Spatial annotation listing:
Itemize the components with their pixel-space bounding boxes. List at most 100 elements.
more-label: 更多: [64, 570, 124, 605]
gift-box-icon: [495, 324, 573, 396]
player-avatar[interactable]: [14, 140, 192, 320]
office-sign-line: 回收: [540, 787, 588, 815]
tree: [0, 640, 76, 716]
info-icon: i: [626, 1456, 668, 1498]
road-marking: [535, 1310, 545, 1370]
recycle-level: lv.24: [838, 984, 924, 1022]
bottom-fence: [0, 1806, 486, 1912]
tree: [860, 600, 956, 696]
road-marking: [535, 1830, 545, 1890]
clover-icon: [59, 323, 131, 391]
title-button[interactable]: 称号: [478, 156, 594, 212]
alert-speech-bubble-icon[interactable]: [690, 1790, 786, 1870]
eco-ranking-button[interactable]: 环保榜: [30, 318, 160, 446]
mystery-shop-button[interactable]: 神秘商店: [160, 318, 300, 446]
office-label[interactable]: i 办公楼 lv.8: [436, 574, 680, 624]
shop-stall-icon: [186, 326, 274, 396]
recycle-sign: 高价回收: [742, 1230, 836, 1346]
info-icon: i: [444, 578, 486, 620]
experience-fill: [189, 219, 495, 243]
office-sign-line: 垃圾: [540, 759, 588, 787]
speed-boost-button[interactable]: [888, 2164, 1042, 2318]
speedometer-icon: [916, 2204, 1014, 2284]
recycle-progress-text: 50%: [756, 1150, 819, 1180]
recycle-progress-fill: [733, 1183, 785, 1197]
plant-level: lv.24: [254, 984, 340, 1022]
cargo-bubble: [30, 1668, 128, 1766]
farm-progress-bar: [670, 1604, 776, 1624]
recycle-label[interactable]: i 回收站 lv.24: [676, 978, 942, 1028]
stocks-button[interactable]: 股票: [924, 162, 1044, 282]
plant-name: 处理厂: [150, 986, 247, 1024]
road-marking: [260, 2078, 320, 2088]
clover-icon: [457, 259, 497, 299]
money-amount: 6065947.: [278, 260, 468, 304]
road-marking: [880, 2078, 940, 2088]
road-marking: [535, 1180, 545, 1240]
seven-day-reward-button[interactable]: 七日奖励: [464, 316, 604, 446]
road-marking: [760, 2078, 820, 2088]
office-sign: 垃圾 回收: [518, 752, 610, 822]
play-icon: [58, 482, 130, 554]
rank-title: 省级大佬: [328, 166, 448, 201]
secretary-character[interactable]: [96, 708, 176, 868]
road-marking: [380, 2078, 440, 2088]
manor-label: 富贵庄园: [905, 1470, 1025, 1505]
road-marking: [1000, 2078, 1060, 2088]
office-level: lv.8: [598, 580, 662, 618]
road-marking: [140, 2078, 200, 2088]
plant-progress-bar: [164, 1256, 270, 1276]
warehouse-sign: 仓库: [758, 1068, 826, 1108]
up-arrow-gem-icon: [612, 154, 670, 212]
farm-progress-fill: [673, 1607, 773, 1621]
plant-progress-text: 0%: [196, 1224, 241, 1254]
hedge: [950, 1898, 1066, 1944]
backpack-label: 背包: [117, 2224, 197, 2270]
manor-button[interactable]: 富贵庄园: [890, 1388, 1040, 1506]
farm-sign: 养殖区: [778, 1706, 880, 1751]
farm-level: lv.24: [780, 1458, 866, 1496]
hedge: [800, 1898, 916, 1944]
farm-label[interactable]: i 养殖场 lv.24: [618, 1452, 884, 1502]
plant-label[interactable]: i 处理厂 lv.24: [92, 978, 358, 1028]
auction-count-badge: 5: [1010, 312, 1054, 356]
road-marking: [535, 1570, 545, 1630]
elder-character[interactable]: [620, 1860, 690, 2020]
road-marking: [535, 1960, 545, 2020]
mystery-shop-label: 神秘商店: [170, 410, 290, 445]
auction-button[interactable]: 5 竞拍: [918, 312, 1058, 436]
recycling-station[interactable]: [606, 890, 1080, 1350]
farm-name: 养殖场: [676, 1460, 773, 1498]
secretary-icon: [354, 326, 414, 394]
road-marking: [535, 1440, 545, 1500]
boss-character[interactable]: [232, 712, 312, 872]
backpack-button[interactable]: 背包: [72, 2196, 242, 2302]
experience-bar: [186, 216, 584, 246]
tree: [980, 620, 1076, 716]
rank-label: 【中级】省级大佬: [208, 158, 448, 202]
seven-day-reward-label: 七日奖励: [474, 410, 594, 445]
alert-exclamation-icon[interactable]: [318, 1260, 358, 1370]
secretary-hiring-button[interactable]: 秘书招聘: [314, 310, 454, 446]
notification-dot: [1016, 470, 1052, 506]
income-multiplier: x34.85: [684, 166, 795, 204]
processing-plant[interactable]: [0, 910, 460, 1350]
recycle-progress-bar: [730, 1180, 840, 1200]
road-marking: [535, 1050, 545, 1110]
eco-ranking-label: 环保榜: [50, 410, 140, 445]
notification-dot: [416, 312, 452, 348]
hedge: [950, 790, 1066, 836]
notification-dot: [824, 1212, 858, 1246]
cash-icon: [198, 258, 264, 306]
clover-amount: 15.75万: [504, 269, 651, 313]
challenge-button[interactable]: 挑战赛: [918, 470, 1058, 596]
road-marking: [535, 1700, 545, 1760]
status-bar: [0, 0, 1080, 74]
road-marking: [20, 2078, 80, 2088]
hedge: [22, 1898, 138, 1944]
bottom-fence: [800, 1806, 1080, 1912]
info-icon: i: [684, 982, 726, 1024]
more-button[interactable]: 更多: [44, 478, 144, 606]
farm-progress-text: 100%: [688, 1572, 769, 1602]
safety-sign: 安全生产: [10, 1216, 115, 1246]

* [SHORT EXERCISE]: Rewrite the listing from its first line through the line with "shop-stall-icon: [186, 326, 274, 396]", substituting "lane-marking" for every occurrence of "road-marking" and leaving everything else unchanged.

* [SOLUTION TO THIS TASK]:
Itemize the components with their pixel-space bounding boxes. List at most 100 elements.
more-label: 更多: [64, 570, 124, 605]
gift-box-icon: [495, 324, 573, 396]
player-avatar[interactable]: [14, 140, 192, 320]
office-sign-line: 回收: [540, 787, 588, 815]
tree: [0, 640, 76, 716]
info-icon: i: [626, 1456, 668, 1498]
lane-marking: [535, 1310, 545, 1370]
recycle-level: lv.24: [838, 984, 924, 1022]
bottom-fence: [0, 1806, 486, 1912]
tree: [860, 600, 956, 696]
lane-marking: [535, 1830, 545, 1890]
clover-icon: [59, 323, 131, 391]
title-button[interactable]: 称号: [478, 156, 594, 212]
alert-speech-bubble-icon[interactable]: [690, 1790, 786, 1870]
eco-ranking-button[interactable]: 环保榜: [30, 318, 160, 446]
mystery-shop-button[interactable]: 神秘商店: [160, 318, 300, 446]
office-label[interactable]: i 办公楼 lv.8: [436, 574, 680, 624]
shop-stall-icon: [186, 326, 274, 396]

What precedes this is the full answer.